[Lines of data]
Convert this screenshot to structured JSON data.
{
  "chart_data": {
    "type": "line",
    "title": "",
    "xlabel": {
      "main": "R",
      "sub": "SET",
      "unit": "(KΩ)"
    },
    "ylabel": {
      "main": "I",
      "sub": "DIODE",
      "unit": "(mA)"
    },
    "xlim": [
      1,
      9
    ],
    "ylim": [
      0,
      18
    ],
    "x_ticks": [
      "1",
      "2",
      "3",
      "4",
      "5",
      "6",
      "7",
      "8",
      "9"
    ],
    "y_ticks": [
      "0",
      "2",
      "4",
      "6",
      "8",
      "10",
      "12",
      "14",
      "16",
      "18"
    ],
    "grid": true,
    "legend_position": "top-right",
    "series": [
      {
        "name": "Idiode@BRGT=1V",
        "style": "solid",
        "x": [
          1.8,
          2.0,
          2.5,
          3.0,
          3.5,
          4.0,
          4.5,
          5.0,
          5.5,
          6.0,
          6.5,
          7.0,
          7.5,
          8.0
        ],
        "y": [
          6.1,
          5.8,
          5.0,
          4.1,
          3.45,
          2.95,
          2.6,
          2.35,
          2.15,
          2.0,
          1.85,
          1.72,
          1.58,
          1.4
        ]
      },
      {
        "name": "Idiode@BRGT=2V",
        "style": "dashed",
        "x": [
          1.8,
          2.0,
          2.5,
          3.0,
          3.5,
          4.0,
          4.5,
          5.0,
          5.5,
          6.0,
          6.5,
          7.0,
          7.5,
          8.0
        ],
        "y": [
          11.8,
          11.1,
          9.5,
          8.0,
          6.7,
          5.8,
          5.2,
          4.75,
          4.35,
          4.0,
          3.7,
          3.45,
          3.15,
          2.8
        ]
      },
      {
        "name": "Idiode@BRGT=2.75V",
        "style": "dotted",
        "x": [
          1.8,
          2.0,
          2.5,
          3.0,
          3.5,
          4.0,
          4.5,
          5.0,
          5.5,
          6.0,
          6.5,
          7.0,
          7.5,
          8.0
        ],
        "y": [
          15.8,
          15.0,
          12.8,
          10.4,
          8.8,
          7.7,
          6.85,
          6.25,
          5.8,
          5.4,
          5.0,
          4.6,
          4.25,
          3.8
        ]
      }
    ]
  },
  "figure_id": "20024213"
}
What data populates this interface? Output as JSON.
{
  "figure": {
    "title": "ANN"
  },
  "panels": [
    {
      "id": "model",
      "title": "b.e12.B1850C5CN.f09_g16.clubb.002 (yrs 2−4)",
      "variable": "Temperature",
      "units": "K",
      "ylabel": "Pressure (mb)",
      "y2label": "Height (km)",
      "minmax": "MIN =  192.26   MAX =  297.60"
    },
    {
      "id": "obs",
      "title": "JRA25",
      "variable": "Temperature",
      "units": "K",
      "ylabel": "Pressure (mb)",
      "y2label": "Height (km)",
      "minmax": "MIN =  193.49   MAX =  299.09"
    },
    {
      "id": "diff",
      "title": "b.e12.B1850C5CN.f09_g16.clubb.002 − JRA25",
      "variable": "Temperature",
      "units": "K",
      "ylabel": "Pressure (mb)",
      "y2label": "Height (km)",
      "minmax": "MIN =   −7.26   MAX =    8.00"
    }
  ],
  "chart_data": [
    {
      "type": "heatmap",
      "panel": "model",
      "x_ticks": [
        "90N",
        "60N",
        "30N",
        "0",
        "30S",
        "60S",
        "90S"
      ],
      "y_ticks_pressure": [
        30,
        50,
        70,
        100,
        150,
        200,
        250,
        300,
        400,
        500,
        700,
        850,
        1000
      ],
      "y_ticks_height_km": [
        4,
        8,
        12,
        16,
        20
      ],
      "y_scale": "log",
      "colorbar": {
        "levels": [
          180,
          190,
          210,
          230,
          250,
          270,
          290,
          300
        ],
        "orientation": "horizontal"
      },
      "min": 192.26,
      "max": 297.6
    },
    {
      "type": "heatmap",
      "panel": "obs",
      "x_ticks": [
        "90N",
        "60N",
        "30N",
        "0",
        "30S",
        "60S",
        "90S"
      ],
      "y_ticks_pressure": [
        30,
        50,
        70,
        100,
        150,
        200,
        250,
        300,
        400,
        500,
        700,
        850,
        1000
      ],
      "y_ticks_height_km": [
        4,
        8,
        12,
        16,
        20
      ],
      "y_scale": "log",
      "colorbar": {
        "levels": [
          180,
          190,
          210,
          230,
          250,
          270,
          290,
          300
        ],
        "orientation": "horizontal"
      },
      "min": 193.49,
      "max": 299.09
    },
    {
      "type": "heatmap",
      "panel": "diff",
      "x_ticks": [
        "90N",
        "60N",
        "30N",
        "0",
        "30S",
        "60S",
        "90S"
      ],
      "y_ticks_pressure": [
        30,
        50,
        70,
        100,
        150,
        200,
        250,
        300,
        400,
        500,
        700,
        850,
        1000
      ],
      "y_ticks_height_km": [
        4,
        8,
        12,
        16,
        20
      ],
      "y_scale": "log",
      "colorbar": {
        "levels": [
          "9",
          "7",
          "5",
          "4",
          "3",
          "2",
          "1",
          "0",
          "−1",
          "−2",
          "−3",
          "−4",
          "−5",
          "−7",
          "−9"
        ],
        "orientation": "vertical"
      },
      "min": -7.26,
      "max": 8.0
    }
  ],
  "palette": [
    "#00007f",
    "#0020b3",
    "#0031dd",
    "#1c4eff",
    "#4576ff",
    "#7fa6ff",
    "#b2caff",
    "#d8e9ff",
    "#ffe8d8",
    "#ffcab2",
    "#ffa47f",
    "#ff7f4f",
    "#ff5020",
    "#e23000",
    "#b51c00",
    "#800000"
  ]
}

## DIRECTIONS FOR THIS TASK
All of the entries must be written out exactly as they stand.

## REPLY
Convert this screenshot to structured JSON data.
{
  "chart_data": {
    "type": "line",
    "title": "",
    "xlabel": {
      "main": "R",
      "sub": "SET",
      "unit": "(KΩ)"
    },
    "ylabel": {
      "main": "I",
      "sub": "DIODE",
      "unit": "(mA)"
    },
    "xlim": [
      1,
      9
    ],
    "ylim": [
      0,
      18
    ],
    "x_ticks": [
      "1",
      "2",
      "3",
      "4",
      "5",
      "6",
      "7",
      "8",
      "9"
    ],
    "y_ticks": [
      "0",
      "2",
      "4",
      "6",
      "8",
      "10",
      "12",
      "14",
      "16",
      "18"
    ],
    "grid": true,
    "legend_position": "top-right",
    "series": [
      {
        "name": "Idiode@BRGT=1V",
        "style": "solid",
        "x": [
          1.8,
          2.0,
          2.5,
          3.0,
          3.5,
          4.0,
          4.5,
          5.0,
          5.5,
          6.0,
          6.5,
          7.0,
          7.5,
          8.0
        ],
        "y": [
          6.1,
          5.8,
          5.0,
          4.1,
          3.45,
          2.95,
          2.6,
          2.35,
          2.15,
          2.0,
          1.85,
          1.72,
          1.58,
          1.4
        ]
      },
      {
        "name": "Idiode@BRGT=2V",
        "style": "dashed",
        "x": [
          1.8,
          2.0,
          2.5,
          3.0,
          3.5,
          4.0,
          4.5,
          5.0,
          5.5,
          6.0,
          6.5,
          7.0,
          7.5,
          8.0
        ],
        "y": [
          11.8,
          11.1,
          9.5,
          8.0,
          6.7,
          5.8,
          5.2,
          4.75,
          4.35,
          4.0,
          3.7,
          3.45,
          3.15,
          2.8
        ]
      },
      {
        "name": "Idiode@BRGT=2.75V",
        "style": "dotted",
        "x": [
          1.8,
          2.0,
          2.5,
          3.0,
          3.5,
          4.0,
          4.5,
          5.0,
          5.5,
          6.0,
          6.5,
          7.0,
          7.5,
          8.0
        ],
        "y": [
          15.8,
          15.0,
          12.8,
          10.4,
          8.8,
          7.7,
          6.85,
          6.25,
          5.8,
          5.4,
          5.0,
          4.6,
          4.25,
          3.8
        ]
      }
    ]
  },
  "figure_id": "20024213"
}
What data populates this interface? Output as JSON.
{
  "figure": {
    "title": "ANN"
  },
  "panels": [
    {
      "id": "model",
      "title": "b.e12.B1850C5CN.f09_g16.clubb.002 (yrs 2−4)",
      "variable": "Temperature",
      "units": "K",
      "ylabel": "Pressure (mb)",
      "y2label": "Height (km)",
      "minmax": "MIN =  192.26   MAX =  297.60"
    },
    {
      "id": "obs",
      "title": "JRA25",
      "variable": "Temperature",
      "units": "K",
      "ylabel": "Pressure (mb)",
      "y2label": "Height (km)",
      "minmax": "MIN =  193.49   MAX =  299.09"
    },
    {
      "id": "diff",
      "title": "b.e12.B1850C5CN.f09_g16.clubb.002 − JRA25",
      "variable": "Temperature",
      "units": "K",
      "ylabel": "Pressure (mb)",
      "y2label": "Height (km)",
      "minmax": "MIN =   −7.26   MAX =    8.00"
    }
  ],
  "chart_data": [
    {
      "type": "heatmap",
      "panel": "model",
      "x_ticks": [
        "90N",
        "60N",
        "30N",
        "0",
        "30S",
        "60S",
        "90S"
      ],
      "y_ticks_pressure": [
        30,
        50,
        70,
        100,
        150,
        200,
        250,
        300,
        400,
        500,
        700,
        850,
        1000
      ],
      "y_ticks_height_km": [
        4,
        8,
        12,
        16,
        20
      ],
      "y_scale": "log",
      "colorbar": {
        "levels": [
          180,
          190,
          210,
          230,
          250,
          270,
          290,
          300
        ],
        "orientation": "horizontal"
      },
      "min": 192.26,
      "max": 297.6
    },
    {
      "type": "heatmap",
      "panel": "obs",
      "x_ticks": [
        "90N",
        "60N",
        "30N",
        "0",
        "30S",
        "60S",
        "90S"
      ],
      "y_ticks_pressure": [
        30,
        50,
        70,
        100,
        150,
        200,
        250,
        300,
        400,
        500,
        700,
        850,
        1000
      ],
      "y_ticks_height_km": [
        4,
        8,
        12,
        16,
        20
      ],
      "y_scale": "log",
      "colorbar": {
        "levels": [
          180,
          190,
          210,
          230,
          250,
          270,
          290,
          300
        ],
        "orientation": "horizontal"
      },
      "min": 193.49,
      "max": 299.09
    },
    {
      "type": "heatmap",
      "panel": "diff",
      "x_ticks": [
        "90N",
        "60N",
        "30N",
        "0",
        "30S",
        "60S",
        "90S"
      ],
      "y_ticks_pressure": [
        30,
        50,
        70,
        100,
        150,
        200,
        250,
        300,
        400,
        500,
        700,
        850,
        1000
      ],
      "y_ticks_height_km": [
        4,
        8,
        12,
        16,
        20
      ],
      "y_scale": "log",
      "colorbar": {
        "levels": [
          "9",
          "7",
          "5",
          "4",
          "3",
          "2",
          "1",
          "0",
          "−1",
          "−2",
          "−3",
          "−4",
          "−5",
          "−7",
          "−9"
        ],
        "orientation": "vertical"
      },
      "min": -7.26,
      "max": 8.0
    }
  ],
  "palette": [
    "#00007f",
    "#0020b3",
    "#0031dd",
    "#1c4eff",
    "#4576ff",
    "#7fa6ff",
    "#b2caff",
    "#d8e9ff",
    "#ffe8d8",
    "#ffcab2",
    "#ffa47f",
    "#ff7f4f",
    "#ff5020",
    "#e23000",
    "#b51c00",
    "#800000"
  ]
}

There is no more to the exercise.